**AIM OF THE EXERCISE**
Copy nothing but the text: repeat each entry exactly and drop the images.
__________________________________________________
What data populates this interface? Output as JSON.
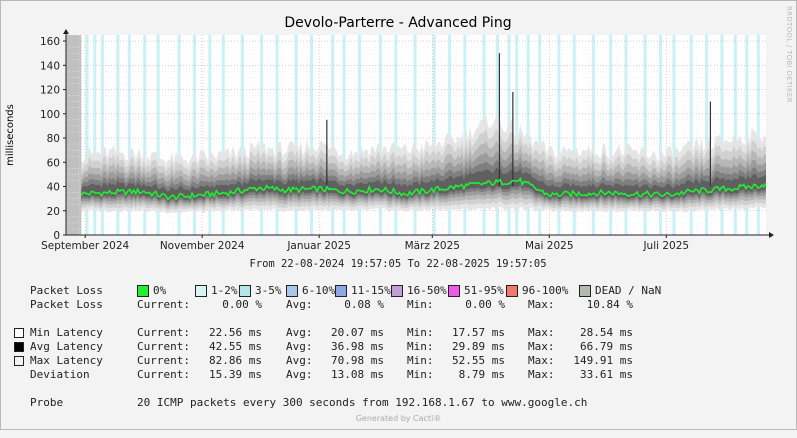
{
  "title": "Devolo-Parterre - Advanced Ping",
  "ylabel": "milliseconds",
  "period_text": "From 22-08-2024 19:57:05 To 22-08-2025 19:57:05",
  "side_label": "RRDTOOL / TOBI OETIKER",
  "footer": "Generated by Cacti®",
  "colors": {
    "latency_line": "#22ee33",
    "dead_area": "#c0c0c0",
    "loss_marker": "#bff0f4",
    "grid": "#cc9999"
  },
  "chart_data": {
    "type": "area",
    "title": "Devolo-Parterre - Advanced Ping",
    "ylabel": "milliseconds",
    "xlabel": "",
    "ylim": [
      0,
      165
    ],
    "yticks": [
      0,
      20,
      40,
      60,
      80,
      100,
      120,
      140,
      160
    ],
    "x_range": [
      "2024-08-22",
      "2025-08-22"
    ],
    "x_ticks": [
      {
        "date": "2024-09-01",
        "label": "September 2024"
      },
      {
        "date": "2024-11-01",
        "label": "November 2024"
      },
      {
        "date": "2025-01-01",
        "label": "Januar 2025"
      },
      {
        "date": "2025-03-01",
        "label": "März 2025"
      },
      {
        "date": "2025-05-01",
        "label": "Mai 2025"
      },
      {
        "date": "2025-07-01",
        "label": "Juli 2025"
      }
    ],
    "dead_period": [
      "2024-08-22",
      "2024-08-30"
    ],
    "grid": true,
    "series": [
      {
        "name": "Avg Latency",
        "x": [
          "2024-08-30",
          "2024-09-15",
          "2024-10-01",
          "2024-10-15",
          "2024-11-01",
          "2024-11-15",
          "2024-12-01",
          "2024-12-15",
          "2025-01-01",
          "2025-01-15",
          "2025-02-01",
          "2025-02-15",
          "2025-03-01",
          "2025-03-15",
          "2025-04-01",
          "2025-04-15",
          "2025-05-01",
          "2025-05-15",
          "2025-06-01",
          "2025-06-15",
          "2025-07-01",
          "2025-07-15",
          "2025-08-01",
          "2025-08-15",
          "2025-08-22"
        ],
        "y": [
          34,
          35,
          36,
          31,
          33,
          35,
          39,
          37,
          38,
          36,
          38,
          34,
          37,
          40,
          43,
          45,
          33,
          34,
          35,
          34,
          33,
          36,
          38,
          40,
          42
        ]
      },
      {
        "name": "Max Latency",
        "x": [
          "2024-08-30",
          "2024-09-15",
          "2024-10-01",
          "2024-10-15",
          "2024-11-01",
          "2024-11-15",
          "2024-12-01",
          "2024-12-15",
          "2025-01-01",
          "2025-01-15",
          "2025-02-01",
          "2025-02-15",
          "2025-03-01",
          "2025-03-15",
          "2025-04-01",
          "2025-04-15",
          "2025-05-01",
          "2025-05-15",
          "2025-06-01",
          "2025-06-15",
          "2025-07-01",
          "2025-07-15",
          "2025-08-01",
          "2025-08-15",
          "2025-08-22"
        ],
        "y": [
          66,
          68,
          67,
          62,
          64,
          66,
          72,
          70,
          75,
          68,
          72,
          70,
          74,
          80,
          95,
          85,
          68,
          70,
          70,
          68,
          66,
          72,
          78,
          82,
          83
        ]
      },
      {
        "name": "Min Latency",
        "x": [
          "2024-08-30",
          "2024-09-15",
          "2024-10-01",
          "2024-10-15",
          "2024-11-01",
          "2024-11-15",
          "2024-12-01",
          "2024-12-15",
          "2025-01-01",
          "2025-01-15",
          "2025-02-01",
          "2025-02-15",
          "2025-03-01",
          "2025-03-15",
          "2025-04-01",
          "2025-04-15",
          "2025-05-01",
          "2025-05-15",
          "2025-06-01",
          "2025-06-15",
          "2025-07-01",
          "2025-07-15",
          "2025-08-01",
          "2025-08-15",
          "2025-08-22"
        ],
        "y": [
          20,
          20,
          20,
          19,
          19,
          20,
          21,
          20,
          21,
          20,
          21,
          20,
          21,
          21,
          22,
          22,
          20,
          20,
          20,
          20,
          20,
          20,
          21,
          22,
          23
        ]
      }
    ],
    "spikes": [
      {
        "date": "2025-01-05",
        "value": 95
      },
      {
        "date": "2025-04-05",
        "value": 150
      },
      {
        "date": "2025-04-12",
        "value": 118
      },
      {
        "date": "2025-07-24",
        "value": 110
      }
    ],
    "loss_dates": [
      "2024-09-02",
      "2024-09-06",
      "2024-09-10",
      "2024-09-18",
      "2024-09-24",
      "2024-10-02",
      "2024-10-09",
      "2024-10-20",
      "2024-10-28",
      "2024-11-05",
      "2024-11-12",
      "2024-11-22",
      "2024-12-02",
      "2024-12-10",
      "2024-12-20",
      "2024-12-28",
      "2025-01-08",
      "2025-01-14",
      "2025-01-22",
      "2025-02-02",
      "2025-02-10",
      "2025-02-20",
      "2025-03-02",
      "2025-03-10",
      "2025-03-18",
      "2025-03-28",
      "2025-04-04",
      "2025-04-10",
      "2025-04-14",
      "2025-04-20",
      "2025-04-26",
      "2025-05-06",
      "2025-05-14",
      "2025-05-24",
      "2025-06-02",
      "2025-06-10",
      "2025-06-20",
      "2025-06-28",
      "2025-07-05",
      "2025-07-14",
      "2025-07-22",
      "2025-07-30",
      "2025-08-06",
      "2025-08-12",
      "2025-08-18"
    ]
  },
  "legend": {
    "packet_loss_label": "Packet Loss",
    "loss_categories": [
      {
        "label": "0%",
        "color": "#22ee33"
      },
      {
        "label": "1-2%",
        "color": "#d8f3f4"
      },
      {
        "label": "3-5%",
        "color": "#b2e7e8"
      },
      {
        "label": "6-10%",
        "color": "#a7c8ea"
      },
      {
        "label": "11-15%",
        "color": "#8fa6e8"
      },
      {
        "label": "16-50%",
        "color": "#c19ed6"
      },
      {
        "label": "51-95%",
        "color": "#ee5ae6"
      },
      {
        "label": "96-100%",
        "color": "#f07a6c"
      },
      {
        "label": "DEAD / NaN",
        "color": "#b3bbb1"
      }
    ],
    "stats": [
      {
        "label": "Packet Loss",
        "box": "",
        "current": "0.00 %",
        "avg": "0.08 %",
        "min": "0.00 %",
        "max": "10.84 %"
      },
      {
        "label": "Min Latency",
        "box": "#ffffff",
        "current": "22.56 ms",
        "avg": "20.07 ms",
        "min": "17.57 ms",
        "max": "28.54 ms"
      },
      {
        "label": "Avg Latency",
        "box": "#000000",
        "current": "42.55 ms",
        "avg": "36.98 ms",
        "min": "29.89 ms",
        "max": "66.79 ms"
      },
      {
        "label": "Max Latency",
        "box": "#f4f4ee",
        "current": "82.86 ms",
        "avg": "70.98 ms",
        "min": "52.55 ms",
        "max": "149.91 ms"
      },
      {
        "label": "Deviation",
        "box": "",
        "current": "15.39 ms",
        "avg": "13.08 ms",
        "min": "8.79 ms",
        "max": "33.61 ms"
      }
    ],
    "current_label": "Current:",
    "avg_label": "Avg:",
    "min_label": "Min:",
    "max_label": "Max:",
    "probe_label": "Probe",
    "probe_text": "20 ICMP packets every 300 seconds from 192.168.1.67 to www.google.ch"
  }
}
__________________________________________________
**RESPONSE TO THE TASK**
What data populates this interface? Output as JSON.
{
  "title": "Devolo-Parterre - Advanced Ping",
  "ylabel": "milliseconds",
  "period_text": "From 22-08-2024 19:57:05 To 22-08-2025 19:57:05",
  "side_label": "RRDTOOL / TOBI OETIKER",
  "footer": "Generated by Cacti®",
  "colors": {
    "latency_line": "#22ee33",
    "dead_area": "#c0c0c0",
    "loss_marker": "#bff0f4",
    "grid": "#cc9999"
  },
  "chart_data": {
    "type": "area",
    "title": "Devolo-Parterre - Advanced Ping",
    "ylabel": "milliseconds",
    "xlabel": "",
    "ylim": [
      0,
      165
    ],
    "yticks": [
      0,
      20,
      40,
      60,
      80,
      100,
      120,
      140,
      160
    ],
    "x_range": [
      "2024-08-22",
      "2025-08-22"
    ],
    "x_ticks": [
      {
        "date": "2024-09-01",
        "label": "September 2024"
      },
      {
        "date": "2024-11-01",
        "label": "November 2024"
      },
      {
        "date": "2025-01-01",
        "label": "Januar 2025"
      },
      {
        "date": "2025-03-01",
        "label": "März 2025"
      },
      {
        "date": "2025-05-01",
        "label": "Mai 2025"
      },
      {
        "date": "2025-07-01",
        "label": "Juli 2025"
      }
    ],
    "dead_period": [
      "2024-08-22",
      "2024-08-30"
    ],
    "grid": true,
    "series": [
      {
        "name": "Avg Latency",
        "x": [
          "2024-08-30",
          "2024-09-15",
          "2024-10-01",
          "2024-10-15",
          "2024-11-01",
          "2024-11-15",
          "2024-12-01",
          "2024-12-15",
          "2025-01-01",
          "2025-01-15",
          "2025-02-01",
          "2025-02-15",
          "2025-03-01",
          "2025-03-15",
          "2025-04-01",
          "2025-04-15",
          "2025-05-01",
          "2025-05-15",
          "2025-06-01",
          "2025-06-15",
          "2025-07-01",
          "2025-07-15",
          "2025-08-01",
          "2025-08-15",
          "2025-08-22"
        ],
        "y": [
          34,
          35,
          36,
          31,
          33,
          35,
          39,
          37,
          38,
          36,
          38,
          34,
          37,
          40,
          43,
          45,
          33,
          34,
          35,
          34,
          33,
          36,
          38,
          40,
          42
        ]
      },
      {
        "name": "Max Latency",
        "x": [
          "2024-08-30",
          "2024-09-15",
          "2024-10-01",
          "2024-10-15",
          "2024-11-01",
          "2024-11-15",
          "2024-12-01",
          "2024-12-15",
          "2025-01-01",
          "2025-01-15",
          "2025-02-01",
          "2025-02-15",
          "2025-03-01",
          "2025-03-15",
          "2025-04-01",
          "2025-04-15",
          "2025-05-01",
          "2025-05-15",
          "2025-06-01",
          "2025-06-15",
          "2025-07-01",
          "2025-07-15",
          "2025-08-01",
          "2025-08-15",
          "2025-08-22"
        ],
        "y": [
          66,
          68,
          67,
          62,
          64,
          66,
          72,
          70,
          75,
          68,
          72,
          70,
          74,
          80,
          95,
          85,
          68,
          70,
          70,
          68,
          66,
          72,
          78,
          82,
          83
        ]
      },
      {
        "name": "Min Latency",
        "x": [
          "2024-08-30",
          "2024-09-15",
          "2024-10-01",
          "2024-10-15",
          "2024-11-01",
          "2024-11-15",
          "2024-12-01",
          "2024-12-15",
          "2025-01-01",
          "2025-01-15",
          "2025-02-01",
          "2025-02-15",
          "2025-03-01",
          "2025-03-15",
          "2025-04-01",
          "2025-04-15",
          "2025-05-01",
          "2025-05-15",
          "2025-06-01",
          "2025-06-15",
          "2025-07-01",
          "2025-07-15",
          "2025-08-01",
          "2025-08-15",
          "2025-08-22"
        ],
        "y": [
          20,
          20,
          20,
          19,
          19,
          20,
          21,
          20,
          21,
          20,
          21,
          20,
          21,
          21,
          22,
          22,
          20,
          20,
          20,
          20,
          20,
          20,
          21,
          22,
          23
        ]
      }
    ],
    "spikes": [
      {
        "date": "2025-01-05",
        "value": 95
      },
      {
        "date": "2025-04-05",
        "value": 150
      },
      {
        "date": "2025-04-12",
        "value": 118
      },
      {
        "date": "2025-07-24",
        "value": 110
      }
    ],
    "loss_dates": [
      "2024-09-02",
      "2024-09-06",
      "2024-09-10",
      "2024-09-18",
      "2024-09-24",
      "2024-10-02",
      "2024-10-09",
      "2024-10-20",
      "2024-10-28",
      "2024-11-05",
      "2024-11-12",
      "2024-11-22",
      "2024-12-02",
      "2024-12-10",
      "2024-12-20",
      "2024-12-28",
      "2025-01-08",
      "2025-01-14",
      "2025-01-22",
      "2025-02-02",
      "2025-02-10",
      "2025-02-20",
      "2025-03-02",
      "2025-03-10",
      "2025-03-18",
      "2025-03-28",
      "2025-04-04",
      "2025-04-10",
      "2025-04-14",
      "2025-04-20",
      "2025-04-26",
      "2025-05-06",
      "2025-05-14",
      "2025-05-24",
      "2025-06-02",
      "2025-06-10",
      "2025-06-20",
      "2025-06-28",
      "2025-07-05",
      "2025-07-14",
      "2025-07-22",
      "2025-07-30",
      "2025-08-06",
      "2025-08-12",
      "2025-08-18"
    ]
  },
  "legend": {
    "packet_loss_label": "Packet Loss",
    "loss_categories": [
      {
        "label": "0%",
        "color": "#22ee33"
      },
      {
        "label": "1-2%",
        "color": "#d8f3f4"
      },
      {
        "label": "3-5%",
        "color": "#b2e7e8"
      },
      {
        "label": "6-10%",
        "color": "#a7c8ea"
      },
      {
        "label": "11-15%",
        "color": "#8fa6e8"
      },
      {
        "label": "16-50%",
        "color": "#c19ed6"
      },
      {
        "label": "51-95%",
        "color": "#ee5ae6"
      },
      {
        "label": "96-100%",
        "color": "#f07a6c"
      },
      {
        "label": "DEAD / NaN",
        "color": "#b3bbb1"
      }
    ],
    "stats": [
      {
        "label": "Packet Loss",
        "box": "",
        "current": "0.00 %",
        "avg": "0.08 %",
        "min": "0.00 %",
        "max": "10.84 %"
      },
      {
        "label": "Min Latency",
        "box": "#ffffff",
        "current": "22.56 ms",
        "avg": "20.07 ms",
        "min": "17.57 ms",
        "max": "28.54 ms"
      },
      {
        "label": "Avg Latency",
        "box": "#000000",
        "current": "42.55 ms",
        "avg": "36.98 ms",
        "min": "29.89 ms",
        "max": "66.79 ms"
      },
      {
        "label": "Max Latency",
        "box": "#f4f4ee",
        "current": "82.86 ms",
        "avg": "70.98 ms",
        "min": "52.55 ms",
        "max": "149.91 ms"
      },
      {
        "label": "Deviation",
        "box": "",
        "current": "15.39 ms",
        "avg": "13.08 ms",
        "min": "8.79 ms",
        "max": "33.61 ms"
      }
    ],
    "current_label": "Current:",
    "avg_label": "Avg:",
    "min_label": "Min:",
    "max_label": "Max:",
    "probe_label": "Probe",
    "probe_text": "20 ICMP packets every 300 seconds from 192.168.1.67 to www.google.ch"
  }
}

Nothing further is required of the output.